Filter these entries, keeping only lines that hold the word "node".

*** Block opens ***

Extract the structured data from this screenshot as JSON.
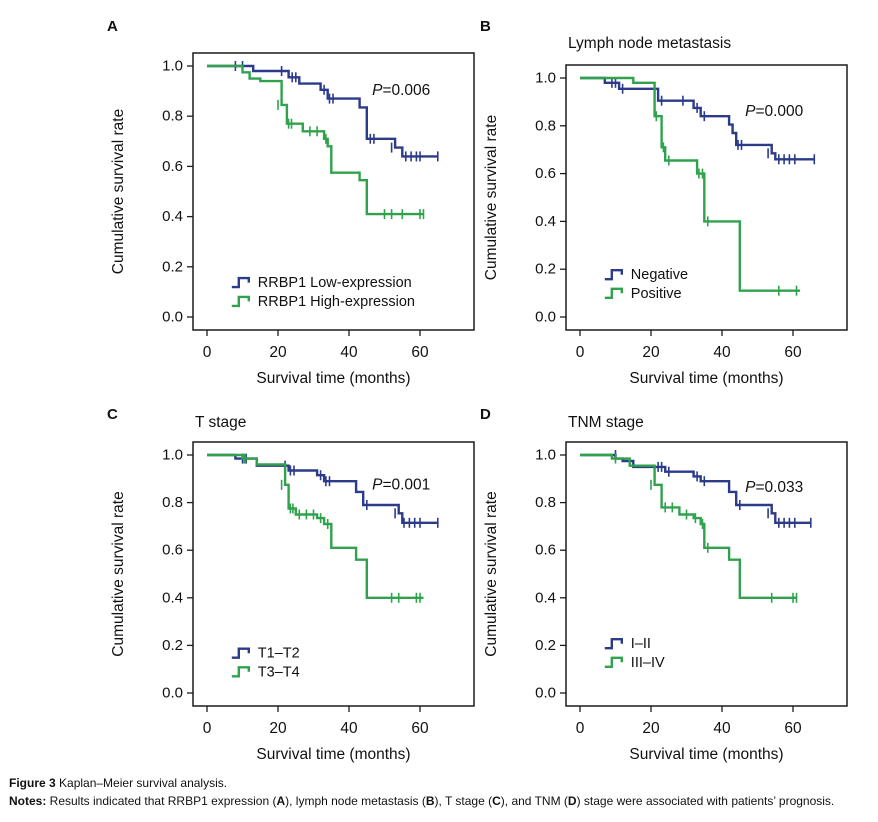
{
  "palette": {
    "blue": "#2c3a8a",
    "green": "#30a24e",
    "axis": "#1c1c1c"
  },
  "chart_data": [
    {
      "type": "line",
      "subtype": "kaplan-meier-step",
      "panel_label": "A",
      "title": "",
      "p_italic": "P",
      "p_rest": "=0.006",
      "p_pos": [
        46.5,
        0.885
      ],
      "xlabel": "Survival time (months)",
      "ylabel": "Cumulative survival rate",
      "xlim": [
        0,
        74
      ],
      "ylim": [
        0,
        1.05
      ],
      "xticks": [
        [
          0,
          "0"
        ],
        [
          20,
          "20"
        ],
        [
          40,
          "40"
        ],
        [
          60,
          "60"
        ]
      ],
      "yticks": [
        [
          0,
          "0.0"
        ],
        [
          0.2,
          "0.2"
        ],
        [
          0.4,
          "0.4"
        ],
        [
          0.6,
          "0.6"
        ],
        [
          0.8,
          "0.8"
        ],
        [
          1,
          "1.0"
        ]
      ],
      "legend": {
        "x": 7,
        "y": 0.135,
        "row_gap": 0.075
      },
      "series": [
        {
          "name": "RRBP1 Low-expression",
          "color": "blue",
          "start": [
            0,
            1.0
          ],
          "steps": [
            [
              13,
              0.98
            ],
            [
              23,
              0.955
            ],
            [
              26,
              0.93
            ],
            [
              32,
              0.905
            ],
            [
              34,
              0.87
            ],
            [
              43,
              0.835
            ],
            [
              45,
              0.71
            ],
            [
              53,
              0.675
            ],
            [
              55,
              0.64
            ]
          ],
          "end_x": 65,
          "censors": [
            [
              8,
              1.0
            ],
            [
              10,
              1.0
            ],
            [
              21,
              0.98
            ],
            [
              24,
              0.955
            ],
            [
              25,
              0.955
            ],
            [
              33,
              0.905
            ],
            [
              34.5,
              0.87
            ],
            [
              35.5,
              0.87
            ],
            [
              46,
              0.71
            ],
            [
              47,
              0.71
            ],
            [
              52,
              0.675
            ],
            [
              56,
              0.64
            ],
            [
              57.5,
              0.64
            ],
            [
              59,
              0.64
            ],
            [
              60,
              0.64
            ],
            [
              65,
              0.64
            ]
          ]
        },
        {
          "name": "RRBP1 High-expression",
          "color": "green",
          "start": [
            0,
            1.0
          ],
          "steps": [
            [
              10,
              0.975
            ],
            [
              12,
              0.95
            ],
            [
              15,
              0.94
            ],
            [
              21,
              0.845
            ],
            [
              22.5,
              0.77
            ],
            [
              27,
              0.74
            ],
            [
              33,
              0.71
            ],
            [
              34,
              0.68
            ],
            [
              35,
              0.575
            ],
            [
              43,
              0.545
            ],
            [
              45,
              0.41
            ]
          ],
          "end_x": 61,
          "censors": [
            [
              20,
              0.845
            ],
            [
              23,
              0.77
            ],
            [
              23.8,
              0.77
            ],
            [
              29,
              0.74
            ],
            [
              31,
              0.74
            ],
            [
              33.5,
              0.71
            ],
            [
              50,
              0.41
            ],
            [
              52,
              0.41
            ],
            [
              55,
              0.41
            ],
            [
              60,
              0.41
            ],
            [
              61,
              0.41
            ]
          ]
        }
      ]
    },
    {
      "type": "line",
      "subtype": "kaplan-meier-step",
      "panel_label": "B",
      "title": "Lymph node metastasis",
      "p_italic": "P",
      "p_rest": "=0.000",
      "p_pos": [
        46.5,
        0.84
      ],
      "xlabel": "Survival time (months)",
      "ylabel": "Cumulative survival rate",
      "xlim": [
        0,
        74
      ],
      "ylim": [
        0,
        1.05
      ],
      "xticks": [
        [
          0,
          "0"
        ],
        [
          20,
          "20"
        ],
        [
          40,
          "40"
        ],
        [
          60,
          "60"
        ]
      ],
      "yticks": [
        [
          0,
          "0.0"
        ],
        [
          0.2,
          "0.2"
        ],
        [
          0.4,
          "0.4"
        ],
        [
          0.6,
          "0.6"
        ],
        [
          0.8,
          "0.8"
        ],
        [
          1,
          "1.0"
        ]
      ],
      "legend": {
        "x": 7,
        "y": 0.175,
        "row_gap": 0.078
      },
      "series": [
        {
          "name": "Negative",
          "color": "blue",
          "start": [
            0,
            1.0
          ],
          "steps": [
            [
              7,
              0.98
            ],
            [
              11,
              0.955
            ],
            [
              22,
              0.905
            ],
            [
              32,
              0.875
            ],
            [
              34,
              0.84
            ],
            [
              42,
              0.805
            ],
            [
              43,
              0.77
            ],
            [
              44,
              0.72
            ],
            [
              54,
              0.685
            ],
            [
              55,
              0.66
            ]
          ],
          "end_x": 66,
          "censors": [
            [
              9,
              0.98
            ],
            [
              10,
              0.98
            ],
            [
              12,
              0.955
            ],
            [
              23,
              0.905
            ],
            [
              29,
              0.905
            ],
            [
              33,
              0.875
            ],
            [
              35,
              0.84
            ],
            [
              44.5,
              0.72
            ],
            [
              45.5,
              0.72
            ],
            [
              53,
              0.685
            ],
            [
              56,
              0.66
            ],
            [
              57.5,
              0.66
            ],
            [
              59,
              0.66
            ],
            [
              60.5,
              0.66
            ],
            [
              66,
              0.66
            ]
          ]
        },
        {
          "name": "Positive",
          "color": "green",
          "start": [
            0,
            1.0
          ],
          "steps": [
            [
              15,
              0.98
            ],
            [
              21,
              0.84
            ],
            [
              23,
              0.71
            ],
            [
              24,
              0.655
            ],
            [
              33,
              0.6
            ],
            [
              35,
              0.4
            ],
            [
              45,
              0.11
            ]
          ],
          "end_x": 62,
          "censors": [
            [
              21.5,
              0.84
            ],
            [
              23.5,
              0.71
            ],
            [
              25,
              0.655
            ],
            [
              33.5,
              0.6
            ],
            [
              34.5,
              0.6
            ],
            [
              36,
              0.4
            ],
            [
              56,
              0.11
            ],
            [
              61,
              0.11
            ]
          ]
        }
      ]
    },
    {
      "type": "line",
      "subtype": "kaplan-meier-step",
      "panel_label": "C",
      "title": "T stage",
      "p_italic": "P",
      "p_rest": "=0.001",
      "p_pos": [
        46.5,
        0.855
      ],
      "xlabel": "Survival time (months)",
      "ylabel": "Cumulative survival rate",
      "xlim": [
        0,
        74
      ],
      "ylim": [
        0,
        1.05
      ],
      "xticks": [
        [
          0,
          "0"
        ],
        [
          20,
          "20"
        ],
        [
          40,
          "40"
        ],
        [
          60,
          "60"
        ]
      ],
      "yticks": [
        [
          0,
          "0.0"
        ],
        [
          0.2,
          "0.2"
        ],
        [
          0.4,
          "0.4"
        ],
        [
          0.6,
          "0.6"
        ],
        [
          0.8,
          "0.8"
        ],
        [
          1,
          "1.0"
        ]
      ],
      "legend": {
        "x": 7,
        "y": 0.165,
        "row_gap": 0.078
      },
      "series": [
        {
          "name": "T1–T2",
          "color": "blue",
          "start": [
            0,
            1.0
          ],
          "steps": [
            [
              8,
              0.985
            ],
            [
              14,
              0.955
            ],
            [
              23,
              0.935
            ],
            [
              31,
              0.915
            ],
            [
              33,
              0.89
            ],
            [
              42,
              0.845
            ],
            [
              44,
              0.79
            ],
            [
              54,
              0.755
            ],
            [
              55,
              0.715
            ]
          ],
          "end_x": 65,
          "censors": [
            [
              10,
              0.985
            ],
            [
              11,
              0.985
            ],
            [
              22,
              0.955
            ],
            [
              23.5,
              0.935
            ],
            [
              24.5,
              0.935
            ],
            [
              32,
              0.915
            ],
            [
              33.5,
              0.89
            ],
            [
              34.5,
              0.89
            ],
            [
              45,
              0.79
            ],
            [
              53,
              0.755
            ],
            [
              55.5,
              0.715
            ],
            [
              57,
              0.715
            ],
            [
              58.5,
              0.715
            ],
            [
              60,
              0.715
            ],
            [
              65,
              0.715
            ]
          ]
        },
        {
          "name": "T3–T4",
          "color": "green",
          "start": [
            0,
            1.0
          ],
          "steps": [
            [
              10,
              0.985
            ],
            [
              14,
              0.96
            ],
            [
              22,
              0.875
            ],
            [
              23,
              0.775
            ],
            [
              25,
              0.75
            ],
            [
              31,
              0.735
            ],
            [
              33,
              0.71
            ],
            [
              35,
              0.61
            ],
            [
              42,
              0.56
            ],
            [
              45,
              0.4
            ]
          ],
          "end_x": 61,
          "censors": [
            [
              10.5,
              0.985
            ],
            [
              21,
              0.875
            ],
            [
              23.5,
              0.775
            ],
            [
              24.2,
              0.775
            ],
            [
              26,
              0.75
            ],
            [
              28,
              0.75
            ],
            [
              30,
              0.75
            ],
            [
              32,
              0.735
            ],
            [
              34,
              0.71
            ],
            [
              52,
              0.4
            ],
            [
              54,
              0.4
            ],
            [
              59,
              0.4
            ],
            [
              60,
              0.4
            ]
          ]
        }
      ]
    },
    {
      "type": "line",
      "subtype": "kaplan-meier-step",
      "panel_label": "D",
      "title": "TNM stage",
      "p_italic": "P",
      "p_rest": "=0.033",
      "p_pos": [
        46.5,
        0.845
      ],
      "xlabel": "Survival time (months)",
      "ylabel": "Cumulative survival rate",
      "xlim": [
        0,
        74
      ],
      "ylim": [
        0,
        1.05
      ],
      "xticks": [
        [
          0,
          "0"
        ],
        [
          20,
          "20"
        ],
        [
          40,
          "40"
        ],
        [
          60,
          "60"
        ]
      ],
      "yticks": [
        [
          0,
          "0.0"
        ],
        [
          0.2,
          "0.2"
        ],
        [
          0.4,
          "0.4"
        ],
        [
          0.6,
          "0.6"
        ],
        [
          0.8,
          "0.8"
        ],
        [
          1,
          "1.0"
        ]
      ],
      "legend": {
        "x": 7,
        "y": 0.205,
        "row_gap": 0.078
      },
      "series": [
        {
          "name": "I–II",
          "color": "blue",
          "start": [
            0,
            1.0
          ],
          "steps": [
            [
              10,
              0.985
            ],
            [
              12,
              0.975
            ],
            [
              15,
              0.95
            ],
            [
              24,
              0.93
            ],
            [
              32,
              0.91
            ],
            [
              34,
              0.89
            ],
            [
              42,
              0.845
            ],
            [
              44,
              0.79
            ],
            [
              54,
              0.755
            ],
            [
              55,
              0.715
            ]
          ],
          "end_x": 65,
          "censors": [
            [
              10,
              1.0
            ],
            [
              22,
              0.95
            ],
            [
              23,
              0.95
            ],
            [
              25,
              0.93
            ],
            [
              33,
              0.91
            ],
            [
              35,
              0.89
            ],
            [
              45,
              0.79
            ],
            [
              53,
              0.755
            ],
            [
              56,
              0.715
            ],
            [
              57.5,
              0.715
            ],
            [
              59,
              0.715
            ],
            [
              60.5,
              0.715
            ],
            [
              65,
              0.715
            ]
          ]
        },
        {
          "name": "III–IV",
          "color": "green",
          "start": [
            0,
            1.0
          ],
          "steps": [
            [
              9,
              0.985
            ],
            [
              14,
              0.955
            ],
            [
              21,
              0.875
            ],
            [
              23,
              0.78
            ],
            [
              28,
              0.75
            ],
            [
              32,
              0.735
            ],
            [
              34,
              0.71
            ],
            [
              35,
              0.61
            ],
            [
              42,
              0.56
            ],
            [
              45,
              0.4
            ]
          ],
          "end_x": 61,
          "censors": [
            [
              10,
              0.985
            ],
            [
              20,
              0.875
            ],
            [
              24,
              0.78
            ],
            [
              26,
              0.78
            ],
            [
              30,
              0.75
            ],
            [
              32.5,
              0.735
            ],
            [
              34.5,
              0.71
            ],
            [
              36,
              0.61
            ],
            [
              54,
              0.4
            ],
            [
              60,
              0.4
            ],
            [
              61,
              0.4
            ]
          ]
        }
      ]
    }
  ],
  "caption": {
    "lines": [
      [
        {
          "text": "Figure 3 ",
          "bold": true
        },
        {
          "text": "Kaplan–Meier survival analysis.",
          "bold": false
        }
      ],
      [
        {
          "text": "Notes: ",
          "bold": true
        },
        {
          "text": "Results indicated that RRBP1 expression (",
          "bold": false
        },
        {
          "text": "A",
          "bold": true
        },
        {
          "text": "), lymph node metastasis (",
          "bold": false
        },
        {
          "text": "B",
          "bold": true
        },
        {
          "text": "), T stage (",
          "bold": false
        },
        {
          "text": "C",
          "bold": true
        },
        {
          "text": "), and TNM (",
          "bold": false
        },
        {
          "text": "D",
          "bold": true
        },
        {
          "text": ") stage were associated with patients’ prognosis.",
          "bold": false
        }
      ]
    ]
  }
}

*** Block closes ***

● **WRITTEN RESPONSE**:
      "title": "Lymph node metastasis",
          "text": "), lymph node metastasis (",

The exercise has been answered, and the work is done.